Task directions:
Report how many lines hold the word "provisions"; answer with the number alone.

Recorded data
────────────────
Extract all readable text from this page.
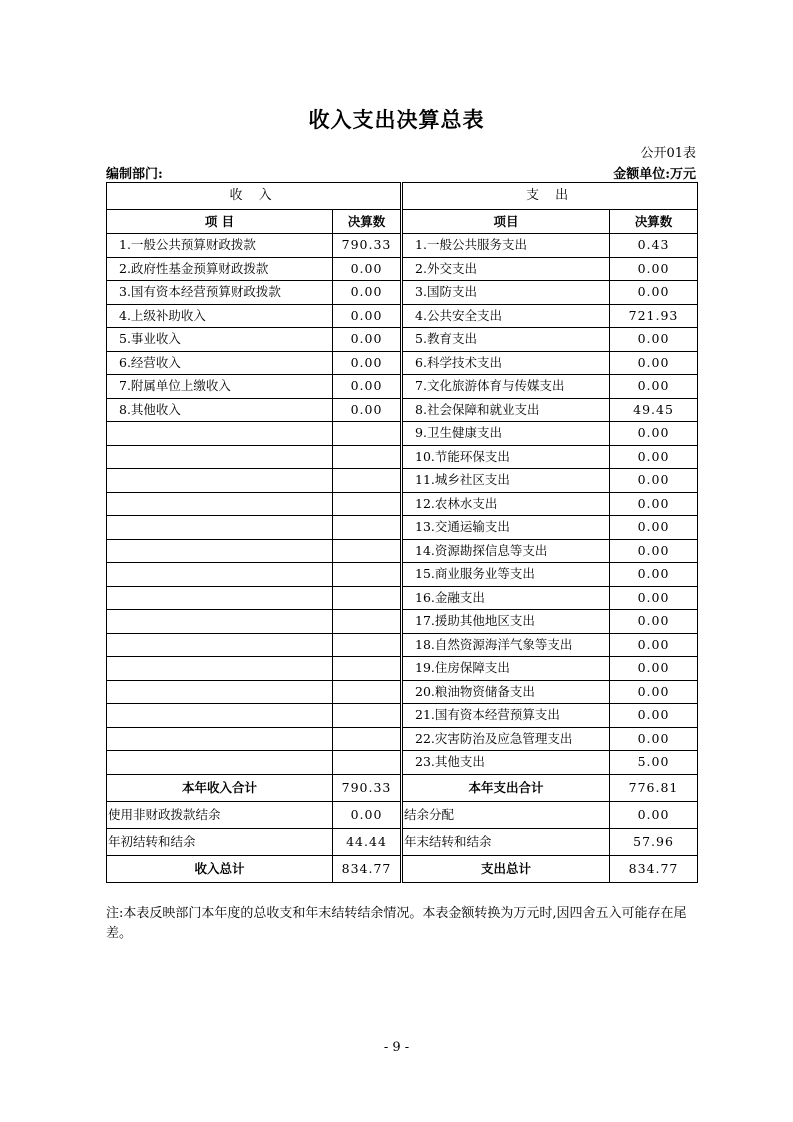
收入支出决算总表
公开01表
编制部门:	金额单位:万元
收 入			支 出	
项 目	决算数		项目	决算数
1.一般公共预算财政拨款	790.33		1.一般公共服务支出	0.43
2.政府性基金预算财政拨款	0.00		2.外交支出	0.00
3.国有资本经营预算财政拨款	0.00		3.国防支出	0.00
4.上级补助收入	0.00		4.公共安全支出	721.93
5.事业收入	0.00		5.教育支出	0.00
6.经营收入	0.00		6.科学技术支出	0.00
7.附属单位上缴收入	0.00		7.文化旅游体育与传媒支出	0.00
8.其他收入	0.00		8.社会保障和就业支出	49.45
			9.卫生健康支出	0.00
			10.节能环保支出	0.00
			11.城乡社区支出	0.00
			12.农林水支出	0.00
			13.交通运输支出	0.00
			14.资源勘探信息等支出	0.00
			15.商业服务业等支出	0.00
			16.金融支出	0.00
			17.援助其他地区支出	0.00
			18.自然资源海洋气象等支出	0.00
			19.住房保障支出	0.00
			20.粮油物资储备支出	0.00
			21.国有资本经营预算支出	0.00
			22.灾害防治及应急管理支出	0.00
			23.其他支出	5.00
本年收入合计	790.33		本年支出合计	776.81
使用非财政拨款结余	0.00		结余分配	0.00
年初结转和结余	44.44		年末结转和结余	57.96
收入总计	834.77		支出总计	834.77
注:本表反映部门本年度的总收支和年末结转结余情况。本表金额转换为万元时,因四舍五入可能存在尾差。
- 9 -
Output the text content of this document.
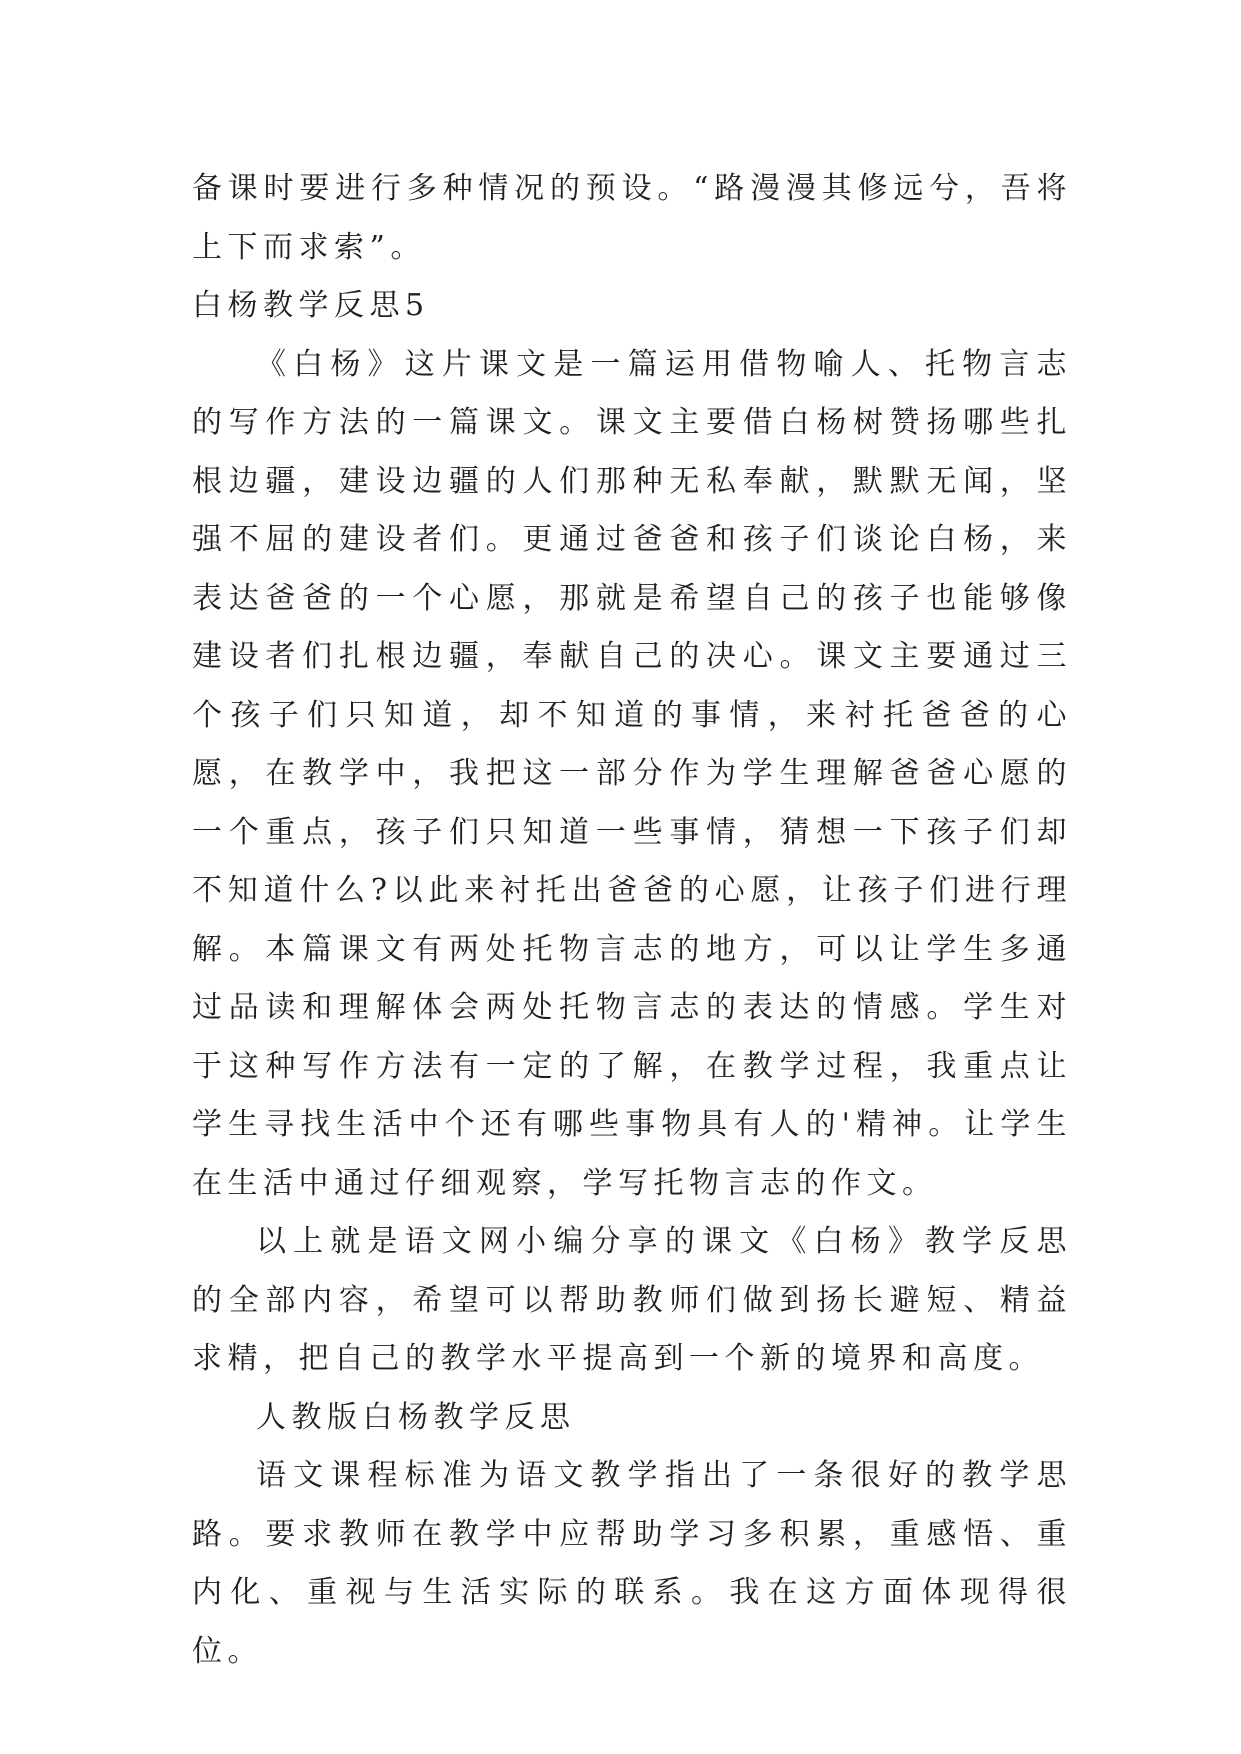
备课时要进行多种情况的预设。“路漫漫其修远兮，吾将上下而求索”。

白杨教学反思5

《白杨》这片课文是一篇运用借物喻人、托物言志的写作方法的一篇课文。课文主要借白杨树赞扬哪些扎根边疆，建设边疆的人们那种无私奉献，默默无闻，坚强不屈的建设者们。更通过爸爸和孩子们谈论白杨，来表达爸爸的一个心愿，那就是希望自己的孩子也能够像建设者们扎根边疆，奉献自己的决心。课文主要通过三个孩子们只知道，却不知道的事情，来衬托爸爸的心愿，在教学中，我把这一部分作为学生理解爸爸心愿的一个重点，孩子们只知道一些事情，猜想一下孩子们却不知道什么?以此来衬托出爸爸的心愿，让孩子们进行理解。本篇课文有两处托物言志的地方，可以让学生多通过品读和理解体会两处托物言志的表达的情感。学生对于这种写作方法有一定的了解，在教学过程，我重点让学生寻找生活中个还有哪些事物具有人的'精神。让学生在生活中通过仔细观察，学写托物言志的作文。

以上就是语文网小编分享的课文《白杨》教学反思的全部内容，希望可以帮助教师们做到扬长避短、精益求精，把自己的教学水平提高到一个新的境界和高度。

人教版白杨教学反思

语文课程标准为语文教学指出了一条很好的教学思路。要求教师在教学中应帮助学习多积累，重感悟、重内化、重视与生活实际的联系。我在这方面体现得很位。
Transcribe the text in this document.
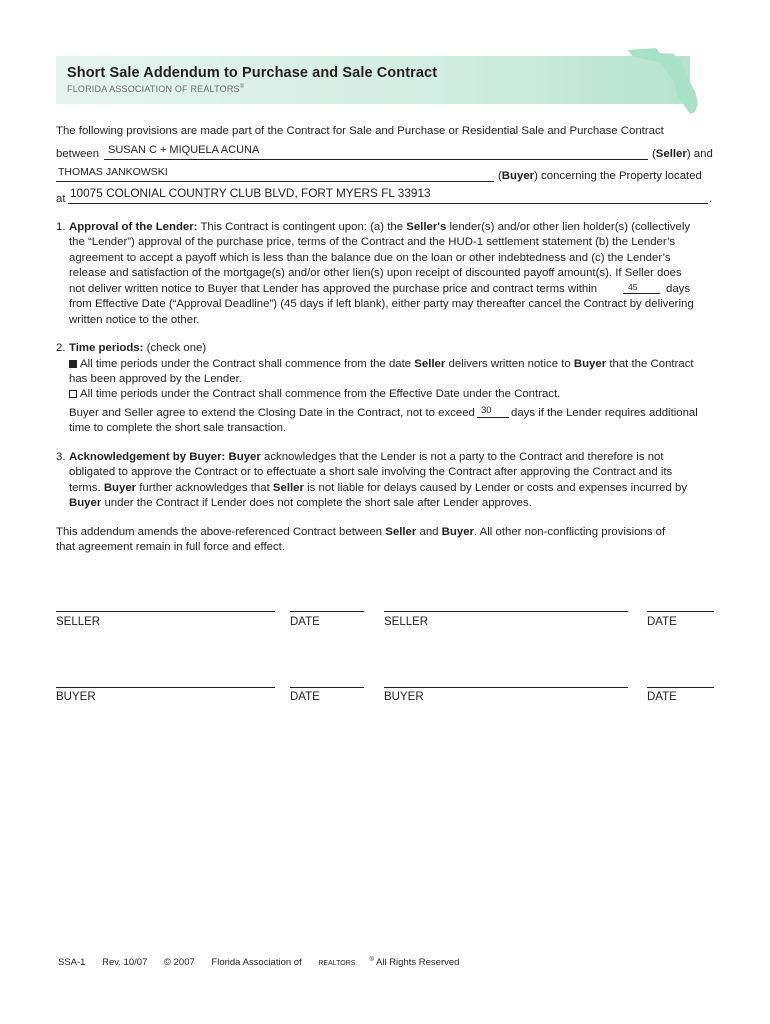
Short Sale Addendum to Purchase and Sale Contract
FLORIDA ASSOCIATION OF REALTORS®
The following provisions are made part of the Contract for Sale and Purchase or Residential Sale and Purchase Contract
between SUSAN C + MIQUELA ACUNA	(Seller) and
THOMAS JANKOWSKI	(Buyer) concerning the Property located
at 10075 COLONIAL COUNTRY CLUB BLVD, FORT MYERS FL 33913	.
1. Approval of the Lender: This Contract is contingent upon: (a) the Seller's lender(s) and/or other lien holder(s) (collectively
the “Lender”) approval of the purchase price, terms of the Contract and the HUD-1 settlement statement (b) the Lender’s
agreement to accept a payoff which is less than the balance due on the loan or other indebtedness and (c) the Lender’s
release and satisfaction of the mortgage(s) and/or other lien(s) upon receipt of discounted payoff amount(s). If Seller does
not deliver written notice to Buyer that Lender has approved the purchase price and contract terms within	45	days
from Effective Date (“Approval Deadline”) (45 days if left blank), either party may thereafter cancel the Contract by delivering
written notice to the other.
2. Time periods: (check one)
All time periods under the Contract shall commence from the date Seller delivers written notice to Buyer that the Contract
has been approved by the Lender.
All time periods under the Contract shall commence from the Effective Date under the Contract.
Buyer and Seller agree to extend the Closing Date in the Contract, not to exceed 30 days if the Lender requires additional
time to complete the short sale transaction.
3. Acknowledgement by Buyer: Buyer acknowledges that the Lender is not a party to the Contract and therefore is not
obligated to approve the Contract or to effectuate a short sale involving the Contract after approving the Contract and its
terms. Buyer further acknowledges that Seller is not liable for delays caused by Lender or costs and expenses incurred by
Buyer under the Contract if Lender does not complete the short sale after Lender approves.
This addendum amends the above-referenced Contract between Seller and Buyer. All other non-conflicting provisions of
that agreement remain in full force and effect.
SELLER	DATE	SELLER	DATE
BUYER	DATE	BUYER	DATE
SSA-1 Rev. 10/07 © 2007 Florida Association of REALTORS® All Rights Reserved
────────────────
The solution:
2